+++ LISTED RECORDS

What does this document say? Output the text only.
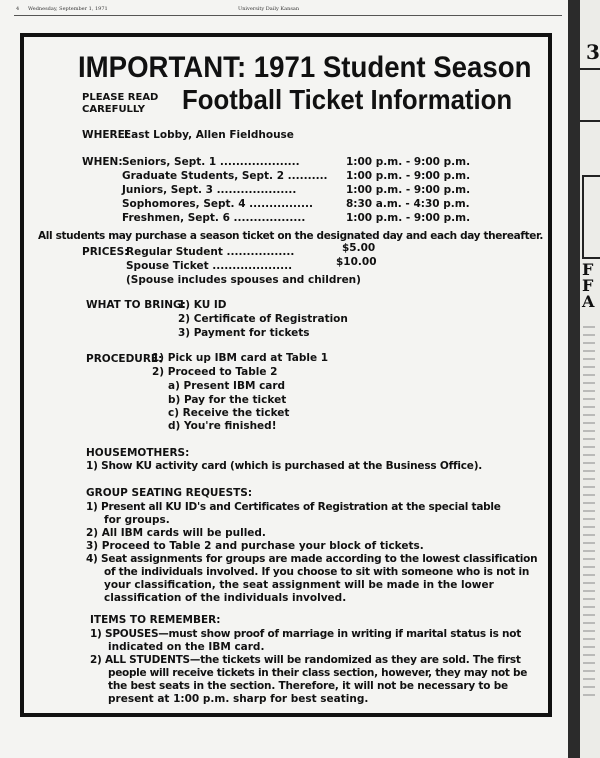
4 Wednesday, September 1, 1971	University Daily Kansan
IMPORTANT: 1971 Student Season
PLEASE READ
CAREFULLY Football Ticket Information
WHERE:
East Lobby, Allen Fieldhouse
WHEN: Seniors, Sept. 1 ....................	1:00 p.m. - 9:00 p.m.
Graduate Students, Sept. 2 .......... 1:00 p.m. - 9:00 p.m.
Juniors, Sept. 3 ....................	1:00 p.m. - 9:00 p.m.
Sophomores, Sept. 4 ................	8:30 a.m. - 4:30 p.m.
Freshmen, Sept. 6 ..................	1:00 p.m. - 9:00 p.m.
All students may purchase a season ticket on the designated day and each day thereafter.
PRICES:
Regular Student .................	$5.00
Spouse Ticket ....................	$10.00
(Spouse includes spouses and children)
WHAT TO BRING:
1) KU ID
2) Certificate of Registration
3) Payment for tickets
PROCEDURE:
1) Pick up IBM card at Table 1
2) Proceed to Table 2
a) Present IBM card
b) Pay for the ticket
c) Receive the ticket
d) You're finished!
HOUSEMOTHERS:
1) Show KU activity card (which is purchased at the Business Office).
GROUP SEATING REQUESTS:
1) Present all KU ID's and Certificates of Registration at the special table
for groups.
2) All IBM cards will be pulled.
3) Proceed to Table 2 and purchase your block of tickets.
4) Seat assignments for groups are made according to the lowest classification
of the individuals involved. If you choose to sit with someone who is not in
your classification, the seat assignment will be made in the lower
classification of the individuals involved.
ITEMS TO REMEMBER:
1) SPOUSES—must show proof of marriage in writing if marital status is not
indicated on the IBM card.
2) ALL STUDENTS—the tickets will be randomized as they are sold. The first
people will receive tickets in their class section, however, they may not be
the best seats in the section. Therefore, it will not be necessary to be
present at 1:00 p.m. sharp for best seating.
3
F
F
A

++++++
+++ LISTED RECORDS

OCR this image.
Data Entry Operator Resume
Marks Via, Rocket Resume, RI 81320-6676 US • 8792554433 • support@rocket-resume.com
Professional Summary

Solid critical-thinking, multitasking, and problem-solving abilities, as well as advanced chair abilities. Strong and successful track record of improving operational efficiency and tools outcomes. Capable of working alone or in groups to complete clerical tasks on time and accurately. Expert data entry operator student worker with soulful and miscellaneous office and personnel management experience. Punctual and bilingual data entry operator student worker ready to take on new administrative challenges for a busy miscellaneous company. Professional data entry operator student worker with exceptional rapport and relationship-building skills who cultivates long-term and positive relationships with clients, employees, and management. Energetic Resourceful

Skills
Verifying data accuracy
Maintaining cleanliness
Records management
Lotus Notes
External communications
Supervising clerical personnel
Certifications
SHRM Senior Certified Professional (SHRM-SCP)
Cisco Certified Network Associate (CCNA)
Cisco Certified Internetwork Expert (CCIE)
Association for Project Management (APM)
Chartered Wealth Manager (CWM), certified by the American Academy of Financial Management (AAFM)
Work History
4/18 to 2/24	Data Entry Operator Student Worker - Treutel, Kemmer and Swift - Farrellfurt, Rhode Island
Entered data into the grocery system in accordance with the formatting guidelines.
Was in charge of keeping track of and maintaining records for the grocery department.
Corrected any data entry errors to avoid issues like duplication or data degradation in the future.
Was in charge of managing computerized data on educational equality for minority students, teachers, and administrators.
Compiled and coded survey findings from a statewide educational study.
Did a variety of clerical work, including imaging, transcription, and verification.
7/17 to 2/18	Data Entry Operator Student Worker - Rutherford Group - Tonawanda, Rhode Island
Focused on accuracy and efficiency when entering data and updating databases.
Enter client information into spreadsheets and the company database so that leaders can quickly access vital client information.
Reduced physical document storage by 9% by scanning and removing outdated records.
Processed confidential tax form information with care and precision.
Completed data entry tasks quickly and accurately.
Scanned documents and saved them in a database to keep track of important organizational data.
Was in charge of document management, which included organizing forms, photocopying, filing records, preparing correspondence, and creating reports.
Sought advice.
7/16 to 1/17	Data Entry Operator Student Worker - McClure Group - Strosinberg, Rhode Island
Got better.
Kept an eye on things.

++++++
+++ LISTED RECORDS

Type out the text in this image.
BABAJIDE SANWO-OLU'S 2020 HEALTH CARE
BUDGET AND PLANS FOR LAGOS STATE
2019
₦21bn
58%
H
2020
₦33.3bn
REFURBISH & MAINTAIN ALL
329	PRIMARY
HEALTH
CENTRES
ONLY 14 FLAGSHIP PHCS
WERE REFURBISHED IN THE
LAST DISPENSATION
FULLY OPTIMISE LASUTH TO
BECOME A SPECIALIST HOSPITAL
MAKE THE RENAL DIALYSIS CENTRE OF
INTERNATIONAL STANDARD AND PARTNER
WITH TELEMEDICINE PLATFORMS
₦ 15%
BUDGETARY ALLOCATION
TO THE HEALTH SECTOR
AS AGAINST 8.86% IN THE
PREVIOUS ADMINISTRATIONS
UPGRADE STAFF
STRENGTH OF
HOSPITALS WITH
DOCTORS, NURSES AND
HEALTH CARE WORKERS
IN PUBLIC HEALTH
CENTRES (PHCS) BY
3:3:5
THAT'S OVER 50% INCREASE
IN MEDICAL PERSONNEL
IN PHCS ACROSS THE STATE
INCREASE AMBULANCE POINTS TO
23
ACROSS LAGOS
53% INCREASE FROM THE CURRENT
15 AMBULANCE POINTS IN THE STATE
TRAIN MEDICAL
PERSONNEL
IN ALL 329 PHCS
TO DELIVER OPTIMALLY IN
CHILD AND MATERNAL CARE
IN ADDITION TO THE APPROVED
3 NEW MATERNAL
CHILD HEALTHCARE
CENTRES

++++++

#### [SET TASK]
Compute the number of lines above that contain the string "text". Reply with that value only.

#### [IN RESPONSE]
2